--- begin MATERIAL PROVIDED ---
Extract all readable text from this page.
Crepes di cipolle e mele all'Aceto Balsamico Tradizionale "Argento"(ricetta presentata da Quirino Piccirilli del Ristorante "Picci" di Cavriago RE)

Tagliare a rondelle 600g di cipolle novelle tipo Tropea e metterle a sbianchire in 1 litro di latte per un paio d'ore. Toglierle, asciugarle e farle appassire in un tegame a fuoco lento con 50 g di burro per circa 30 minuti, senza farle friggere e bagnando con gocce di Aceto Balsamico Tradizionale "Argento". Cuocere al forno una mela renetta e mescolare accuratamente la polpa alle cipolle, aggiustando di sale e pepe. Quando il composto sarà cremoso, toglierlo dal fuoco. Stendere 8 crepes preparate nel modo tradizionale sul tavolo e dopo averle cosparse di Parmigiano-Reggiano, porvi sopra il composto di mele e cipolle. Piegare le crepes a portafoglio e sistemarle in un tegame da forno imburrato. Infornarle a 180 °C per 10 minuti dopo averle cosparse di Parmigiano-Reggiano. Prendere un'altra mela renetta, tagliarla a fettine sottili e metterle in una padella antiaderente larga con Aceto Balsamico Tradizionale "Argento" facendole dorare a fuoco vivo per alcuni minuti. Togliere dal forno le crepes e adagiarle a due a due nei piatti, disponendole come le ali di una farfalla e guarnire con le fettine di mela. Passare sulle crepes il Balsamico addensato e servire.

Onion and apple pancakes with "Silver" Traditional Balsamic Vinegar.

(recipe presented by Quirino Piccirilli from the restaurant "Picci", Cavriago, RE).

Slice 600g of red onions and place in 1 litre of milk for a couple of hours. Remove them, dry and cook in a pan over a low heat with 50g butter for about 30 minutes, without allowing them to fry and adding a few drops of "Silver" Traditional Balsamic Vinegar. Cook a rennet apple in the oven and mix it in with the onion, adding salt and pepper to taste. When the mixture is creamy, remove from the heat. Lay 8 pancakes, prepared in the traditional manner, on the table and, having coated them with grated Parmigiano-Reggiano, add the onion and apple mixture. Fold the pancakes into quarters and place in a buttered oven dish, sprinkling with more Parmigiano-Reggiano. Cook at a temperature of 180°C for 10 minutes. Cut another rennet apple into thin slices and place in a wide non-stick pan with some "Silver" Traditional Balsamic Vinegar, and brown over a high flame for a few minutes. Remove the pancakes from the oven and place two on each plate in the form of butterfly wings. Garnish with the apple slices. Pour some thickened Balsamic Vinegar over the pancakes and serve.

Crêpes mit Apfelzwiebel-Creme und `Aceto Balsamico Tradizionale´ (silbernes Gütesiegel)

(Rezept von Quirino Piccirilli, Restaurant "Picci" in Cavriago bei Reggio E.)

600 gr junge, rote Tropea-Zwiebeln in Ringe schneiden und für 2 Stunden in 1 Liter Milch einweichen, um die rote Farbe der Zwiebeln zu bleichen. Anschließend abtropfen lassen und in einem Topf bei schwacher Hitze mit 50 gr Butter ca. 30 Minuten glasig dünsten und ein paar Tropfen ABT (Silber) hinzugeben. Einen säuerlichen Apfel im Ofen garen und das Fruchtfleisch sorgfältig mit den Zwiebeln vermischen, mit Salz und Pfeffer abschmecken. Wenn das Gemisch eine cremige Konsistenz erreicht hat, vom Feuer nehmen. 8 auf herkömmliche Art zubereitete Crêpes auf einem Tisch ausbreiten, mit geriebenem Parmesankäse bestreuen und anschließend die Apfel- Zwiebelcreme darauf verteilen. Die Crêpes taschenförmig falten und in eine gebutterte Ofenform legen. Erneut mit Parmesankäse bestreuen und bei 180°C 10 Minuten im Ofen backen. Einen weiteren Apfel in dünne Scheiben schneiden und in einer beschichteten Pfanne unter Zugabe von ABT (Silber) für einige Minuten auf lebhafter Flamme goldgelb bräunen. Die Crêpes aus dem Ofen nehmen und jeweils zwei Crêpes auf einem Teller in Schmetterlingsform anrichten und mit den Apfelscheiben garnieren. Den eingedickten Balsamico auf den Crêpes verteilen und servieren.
--- end MATERIAL PROVIDED ---
--- begin MATERIAL PROVIDED ---
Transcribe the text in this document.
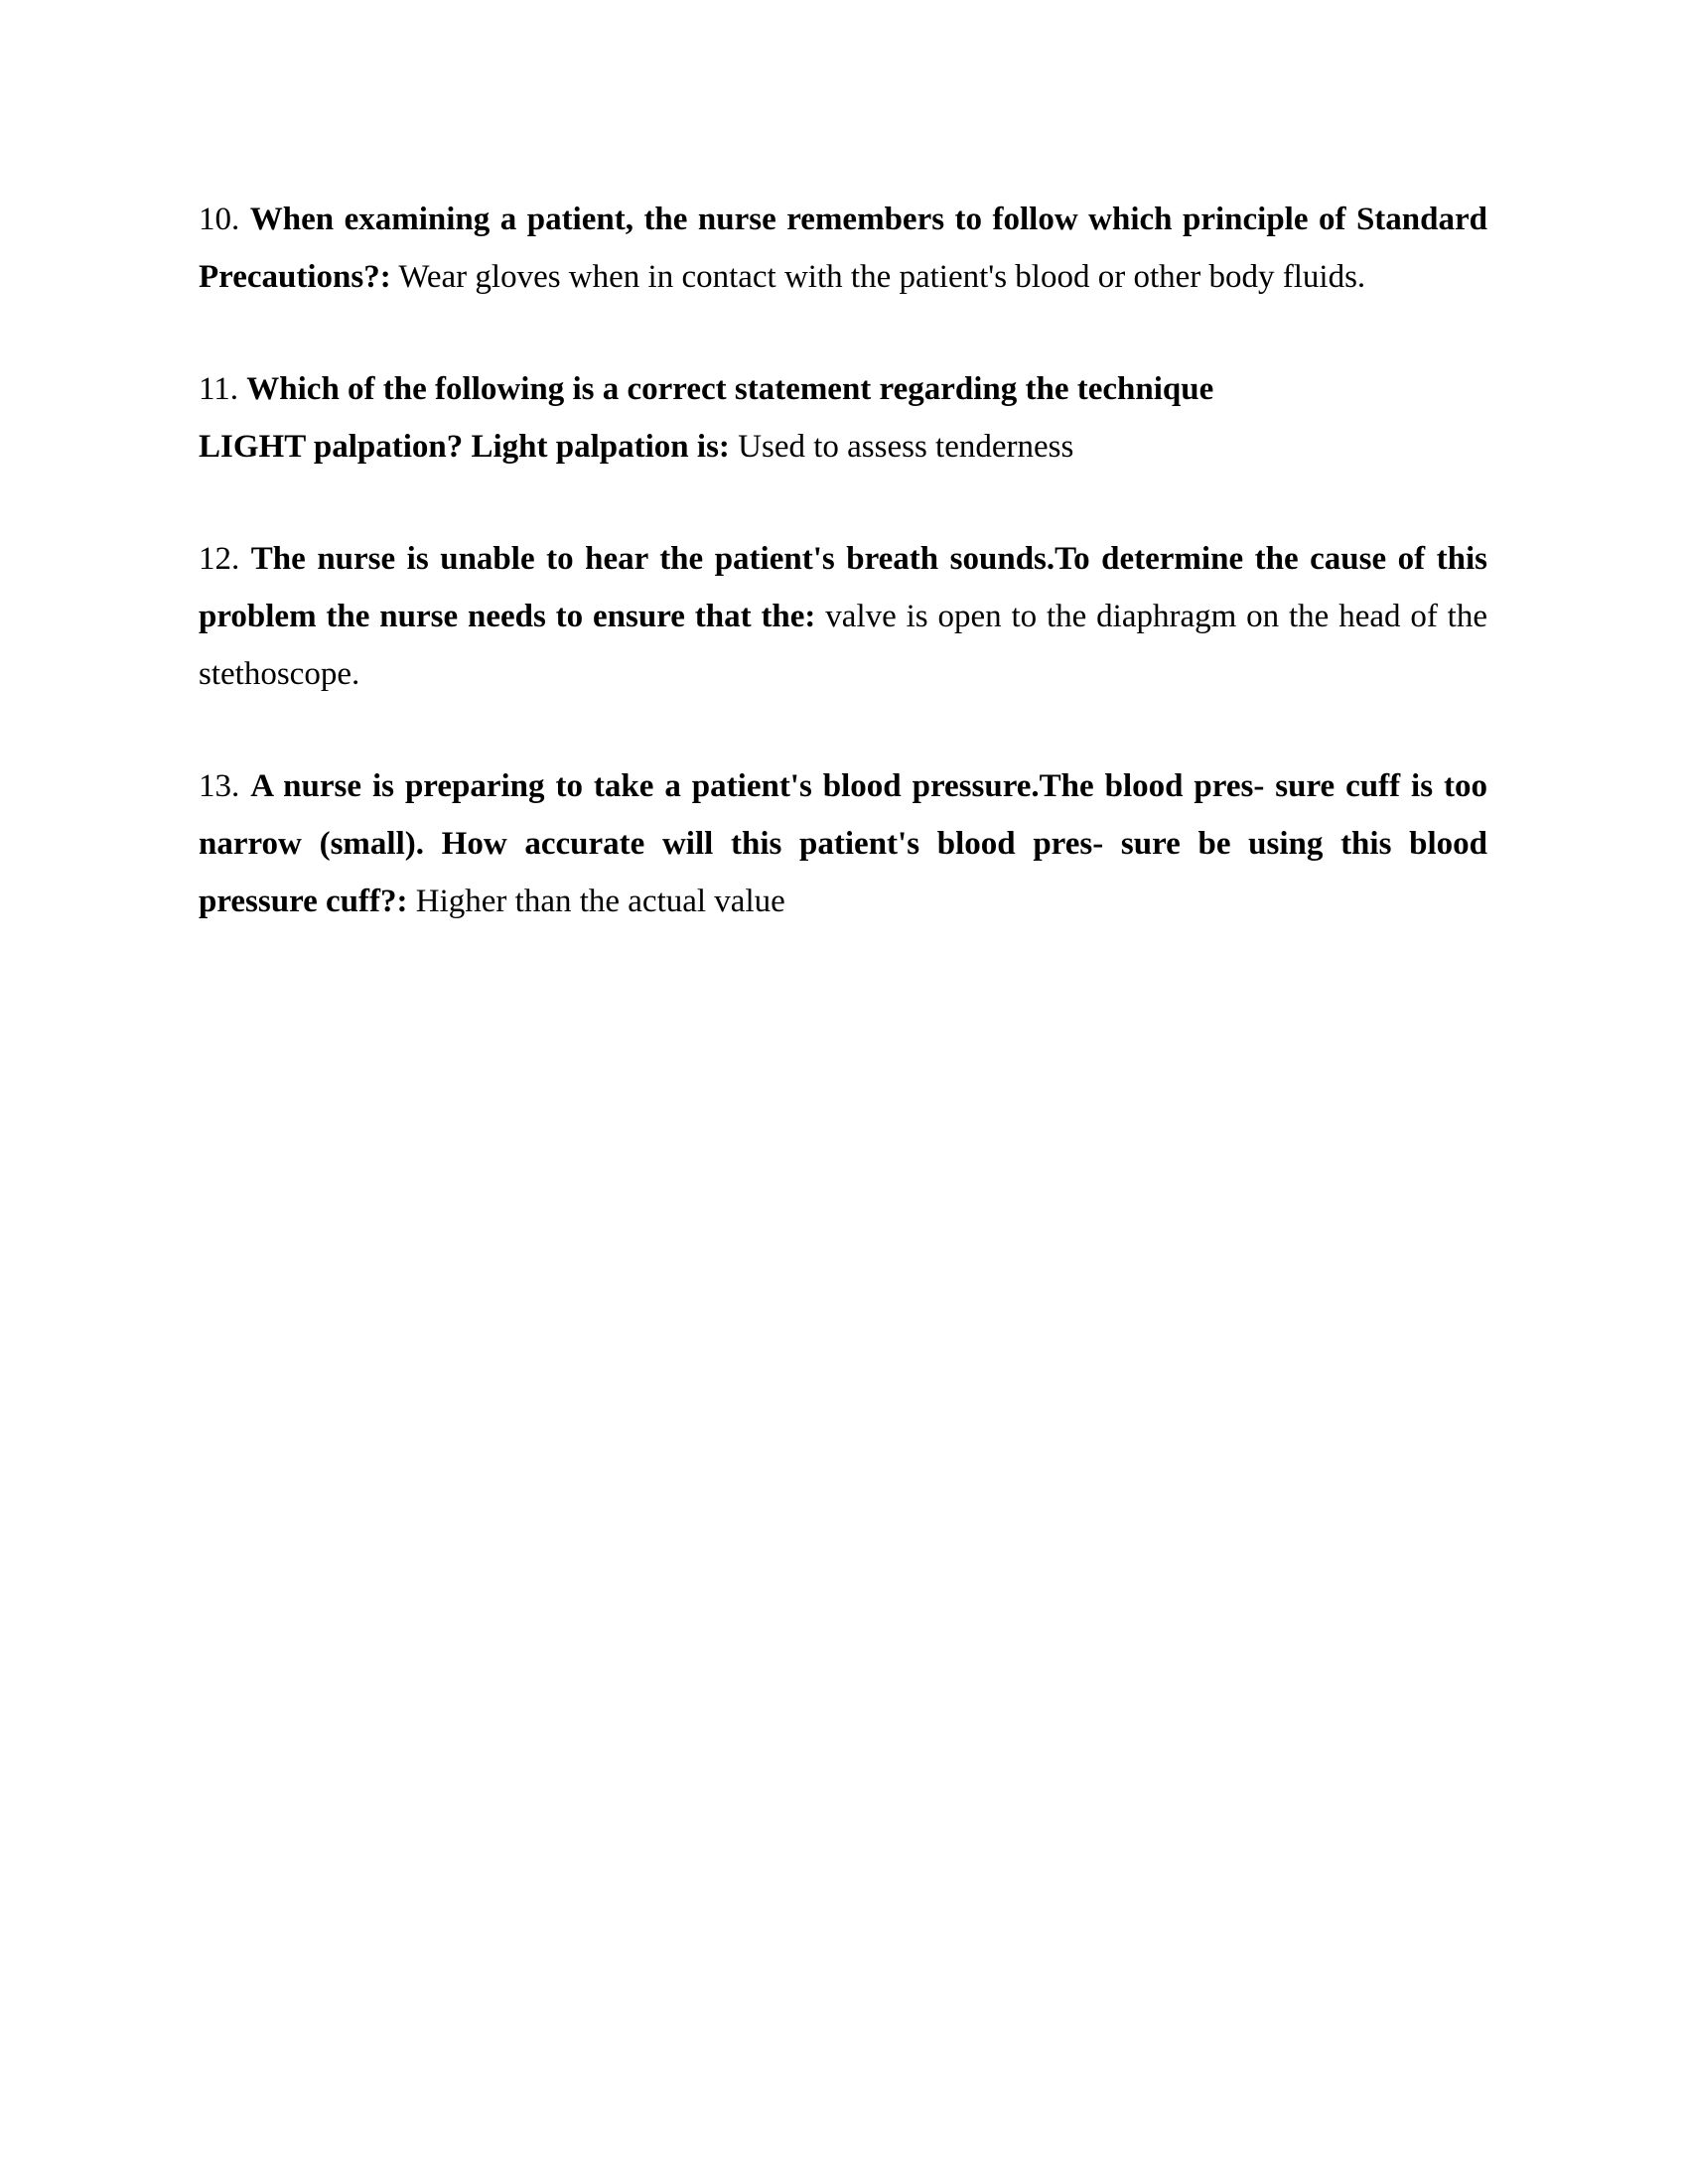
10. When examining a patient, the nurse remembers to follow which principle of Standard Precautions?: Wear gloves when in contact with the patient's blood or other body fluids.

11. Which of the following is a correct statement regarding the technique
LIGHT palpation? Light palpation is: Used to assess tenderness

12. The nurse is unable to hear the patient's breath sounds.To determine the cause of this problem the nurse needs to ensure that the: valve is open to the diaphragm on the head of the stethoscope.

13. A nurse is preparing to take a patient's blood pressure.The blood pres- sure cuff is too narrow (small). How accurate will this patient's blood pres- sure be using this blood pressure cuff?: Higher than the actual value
--- end MATERIAL PROVIDED ---
#### REQUIREMENT
Find the word "Picci" in the records and pull out each line that has it.

#### REPLY TO THE EXERCISE
Crepes di cipolle e mele all'Aceto Balsamico Tradizionale "Argento"(ricetta presentata da Quirino Piccirilli del Ristorante "Picci" di Cavriago RE)
(recipe presented by Quirino Piccirilli from the restaurant "Picci", Cavriago, RE).
(Rezept von Quirino Piccirilli, Restaurant "Picci" in Cavriago bei Reggio E.)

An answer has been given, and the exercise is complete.